**Input for this task**

# # # # #

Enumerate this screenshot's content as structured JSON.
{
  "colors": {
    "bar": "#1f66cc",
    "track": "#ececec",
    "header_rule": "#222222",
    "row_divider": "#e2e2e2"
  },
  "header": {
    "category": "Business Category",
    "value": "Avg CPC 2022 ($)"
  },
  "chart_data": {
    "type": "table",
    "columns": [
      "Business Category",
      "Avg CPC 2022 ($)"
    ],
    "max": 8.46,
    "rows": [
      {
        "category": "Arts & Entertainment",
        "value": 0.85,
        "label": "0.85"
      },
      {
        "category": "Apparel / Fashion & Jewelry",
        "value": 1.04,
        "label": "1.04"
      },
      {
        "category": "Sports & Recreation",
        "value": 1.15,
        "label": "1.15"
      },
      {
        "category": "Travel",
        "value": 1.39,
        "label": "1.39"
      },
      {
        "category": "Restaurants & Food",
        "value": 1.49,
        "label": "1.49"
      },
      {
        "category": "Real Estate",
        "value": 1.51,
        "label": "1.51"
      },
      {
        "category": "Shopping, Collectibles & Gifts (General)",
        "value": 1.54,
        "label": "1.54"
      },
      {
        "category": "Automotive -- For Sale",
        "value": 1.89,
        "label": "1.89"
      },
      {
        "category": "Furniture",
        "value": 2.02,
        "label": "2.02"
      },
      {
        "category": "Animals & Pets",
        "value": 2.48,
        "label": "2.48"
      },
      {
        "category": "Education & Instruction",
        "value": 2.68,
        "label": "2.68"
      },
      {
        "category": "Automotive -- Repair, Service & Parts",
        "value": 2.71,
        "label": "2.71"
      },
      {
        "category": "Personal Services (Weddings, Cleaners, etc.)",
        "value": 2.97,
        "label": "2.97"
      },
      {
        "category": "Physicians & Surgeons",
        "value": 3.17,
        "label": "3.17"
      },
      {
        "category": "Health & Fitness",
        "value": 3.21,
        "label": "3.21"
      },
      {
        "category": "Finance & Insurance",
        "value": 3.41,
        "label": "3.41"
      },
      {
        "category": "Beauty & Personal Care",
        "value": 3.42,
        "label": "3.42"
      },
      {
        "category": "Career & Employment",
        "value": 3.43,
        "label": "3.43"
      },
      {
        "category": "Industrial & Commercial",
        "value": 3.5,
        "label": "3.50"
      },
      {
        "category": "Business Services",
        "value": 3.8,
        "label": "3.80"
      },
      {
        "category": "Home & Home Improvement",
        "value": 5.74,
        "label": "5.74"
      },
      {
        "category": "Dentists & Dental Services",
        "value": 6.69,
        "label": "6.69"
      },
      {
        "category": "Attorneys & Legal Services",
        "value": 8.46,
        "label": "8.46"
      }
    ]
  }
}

# # # # #

**Problem to work on**
In the entries above, find each line with the word "Business" and copy it.

**Complete answer**
    "category": "Business Category",
      "Business Category",
        "category": "Business Services",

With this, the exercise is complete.